GOAL: Read the material below. Count the lines containing "سامانه" and give that count alone.

Figure contents as structured data
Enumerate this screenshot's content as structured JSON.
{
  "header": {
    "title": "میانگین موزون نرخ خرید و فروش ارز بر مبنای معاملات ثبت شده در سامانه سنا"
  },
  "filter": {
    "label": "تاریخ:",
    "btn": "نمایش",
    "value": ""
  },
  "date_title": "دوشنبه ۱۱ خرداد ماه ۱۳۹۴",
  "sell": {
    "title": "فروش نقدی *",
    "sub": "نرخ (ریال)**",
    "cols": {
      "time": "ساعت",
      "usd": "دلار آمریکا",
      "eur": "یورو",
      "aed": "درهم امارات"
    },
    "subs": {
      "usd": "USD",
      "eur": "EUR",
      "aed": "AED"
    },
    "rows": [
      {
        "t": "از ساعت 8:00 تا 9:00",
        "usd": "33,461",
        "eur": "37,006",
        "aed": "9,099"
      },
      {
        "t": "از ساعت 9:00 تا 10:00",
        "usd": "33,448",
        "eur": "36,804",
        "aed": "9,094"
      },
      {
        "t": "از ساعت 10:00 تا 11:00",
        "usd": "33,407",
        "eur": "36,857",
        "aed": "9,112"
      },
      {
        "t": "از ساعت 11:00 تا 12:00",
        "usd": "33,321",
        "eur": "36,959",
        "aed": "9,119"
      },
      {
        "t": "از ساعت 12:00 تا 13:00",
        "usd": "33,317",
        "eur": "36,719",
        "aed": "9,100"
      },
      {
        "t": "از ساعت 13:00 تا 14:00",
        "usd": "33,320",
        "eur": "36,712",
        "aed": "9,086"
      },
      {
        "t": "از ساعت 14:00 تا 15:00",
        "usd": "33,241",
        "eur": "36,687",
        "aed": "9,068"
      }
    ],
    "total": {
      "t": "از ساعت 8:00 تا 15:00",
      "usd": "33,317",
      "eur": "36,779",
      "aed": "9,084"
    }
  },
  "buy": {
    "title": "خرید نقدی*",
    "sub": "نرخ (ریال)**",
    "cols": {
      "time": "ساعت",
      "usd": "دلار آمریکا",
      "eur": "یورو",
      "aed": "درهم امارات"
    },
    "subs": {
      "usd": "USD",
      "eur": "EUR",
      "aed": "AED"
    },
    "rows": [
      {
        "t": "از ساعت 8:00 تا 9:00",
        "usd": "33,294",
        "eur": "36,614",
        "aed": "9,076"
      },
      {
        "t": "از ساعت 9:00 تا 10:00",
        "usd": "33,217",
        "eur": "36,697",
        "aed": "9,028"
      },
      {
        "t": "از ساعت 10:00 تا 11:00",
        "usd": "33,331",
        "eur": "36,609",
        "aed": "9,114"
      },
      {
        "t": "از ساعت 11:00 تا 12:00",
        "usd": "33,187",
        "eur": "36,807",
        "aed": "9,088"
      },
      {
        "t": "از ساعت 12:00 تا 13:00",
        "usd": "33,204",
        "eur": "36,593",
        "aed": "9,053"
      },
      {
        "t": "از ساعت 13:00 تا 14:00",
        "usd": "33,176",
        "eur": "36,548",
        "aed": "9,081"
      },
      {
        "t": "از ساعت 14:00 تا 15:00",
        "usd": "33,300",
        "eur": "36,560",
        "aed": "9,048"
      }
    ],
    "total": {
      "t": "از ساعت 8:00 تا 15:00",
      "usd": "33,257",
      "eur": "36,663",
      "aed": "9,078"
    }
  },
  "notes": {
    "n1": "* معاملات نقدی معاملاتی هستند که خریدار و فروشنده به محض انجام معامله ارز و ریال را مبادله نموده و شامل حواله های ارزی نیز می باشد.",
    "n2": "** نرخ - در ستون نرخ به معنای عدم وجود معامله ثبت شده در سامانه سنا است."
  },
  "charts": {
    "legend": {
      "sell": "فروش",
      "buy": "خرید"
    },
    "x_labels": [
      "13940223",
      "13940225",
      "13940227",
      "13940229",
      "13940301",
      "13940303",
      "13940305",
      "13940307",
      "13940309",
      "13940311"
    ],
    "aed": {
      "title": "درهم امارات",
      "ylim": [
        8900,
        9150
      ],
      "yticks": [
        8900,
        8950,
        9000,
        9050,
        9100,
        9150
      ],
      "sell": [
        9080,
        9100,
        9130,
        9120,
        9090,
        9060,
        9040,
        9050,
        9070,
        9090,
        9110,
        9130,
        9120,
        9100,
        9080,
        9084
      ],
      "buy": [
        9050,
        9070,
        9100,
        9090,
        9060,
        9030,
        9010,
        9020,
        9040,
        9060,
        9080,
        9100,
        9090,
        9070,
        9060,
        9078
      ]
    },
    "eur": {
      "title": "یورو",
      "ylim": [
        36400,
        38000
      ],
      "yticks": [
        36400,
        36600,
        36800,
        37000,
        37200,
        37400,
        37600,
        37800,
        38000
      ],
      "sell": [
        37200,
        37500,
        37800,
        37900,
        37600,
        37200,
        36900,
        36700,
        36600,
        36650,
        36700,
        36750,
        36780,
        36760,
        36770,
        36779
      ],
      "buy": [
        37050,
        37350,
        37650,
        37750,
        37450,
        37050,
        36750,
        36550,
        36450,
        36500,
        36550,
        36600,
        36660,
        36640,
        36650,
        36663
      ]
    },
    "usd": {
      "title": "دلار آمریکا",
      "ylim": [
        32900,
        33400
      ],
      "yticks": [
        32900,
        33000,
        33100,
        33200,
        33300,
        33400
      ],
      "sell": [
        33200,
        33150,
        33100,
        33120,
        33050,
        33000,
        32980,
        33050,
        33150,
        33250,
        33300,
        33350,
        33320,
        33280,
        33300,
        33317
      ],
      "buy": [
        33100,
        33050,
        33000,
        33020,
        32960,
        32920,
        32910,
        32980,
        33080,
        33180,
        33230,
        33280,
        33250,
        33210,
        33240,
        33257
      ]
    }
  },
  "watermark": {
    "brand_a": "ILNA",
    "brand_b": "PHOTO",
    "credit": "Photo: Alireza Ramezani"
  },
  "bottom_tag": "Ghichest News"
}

...

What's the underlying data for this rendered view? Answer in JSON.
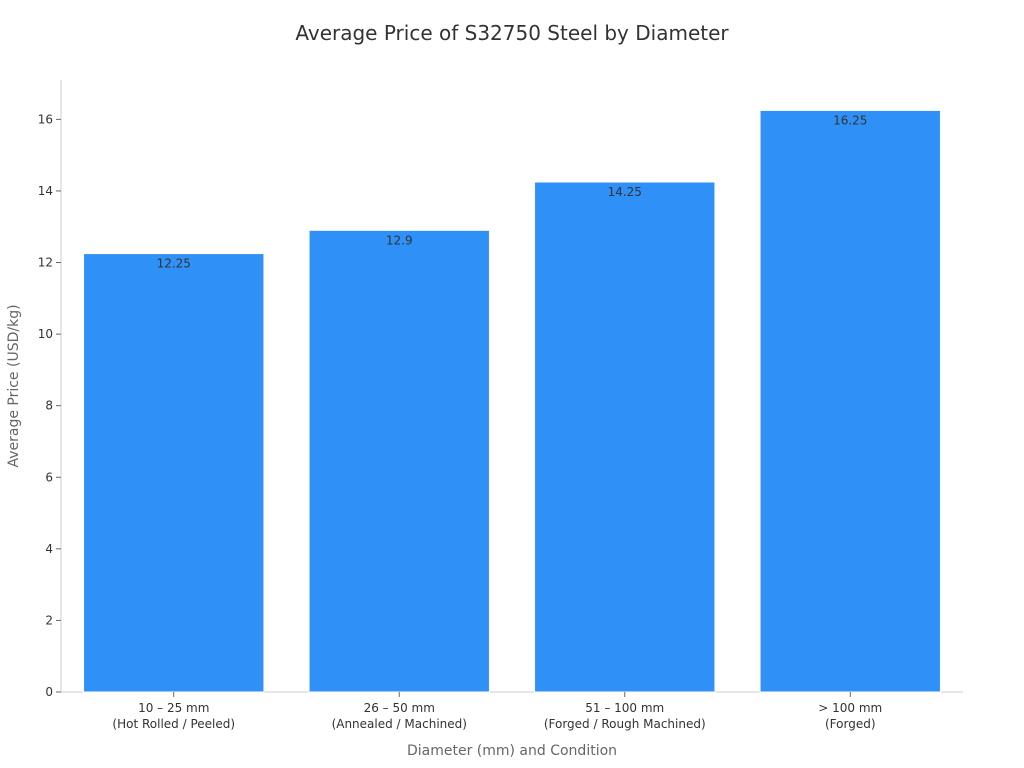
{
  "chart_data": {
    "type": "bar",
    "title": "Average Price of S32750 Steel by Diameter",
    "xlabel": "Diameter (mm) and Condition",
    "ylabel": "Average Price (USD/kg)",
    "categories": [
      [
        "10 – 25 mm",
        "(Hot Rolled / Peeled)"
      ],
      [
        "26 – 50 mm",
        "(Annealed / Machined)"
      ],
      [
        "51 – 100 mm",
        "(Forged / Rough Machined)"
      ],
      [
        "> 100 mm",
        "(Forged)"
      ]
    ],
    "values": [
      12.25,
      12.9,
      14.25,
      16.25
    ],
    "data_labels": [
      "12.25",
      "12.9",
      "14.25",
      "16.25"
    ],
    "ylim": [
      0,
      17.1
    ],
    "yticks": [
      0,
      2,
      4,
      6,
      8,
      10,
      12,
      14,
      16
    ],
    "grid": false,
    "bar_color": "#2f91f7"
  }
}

WRITTEN REPLY: 2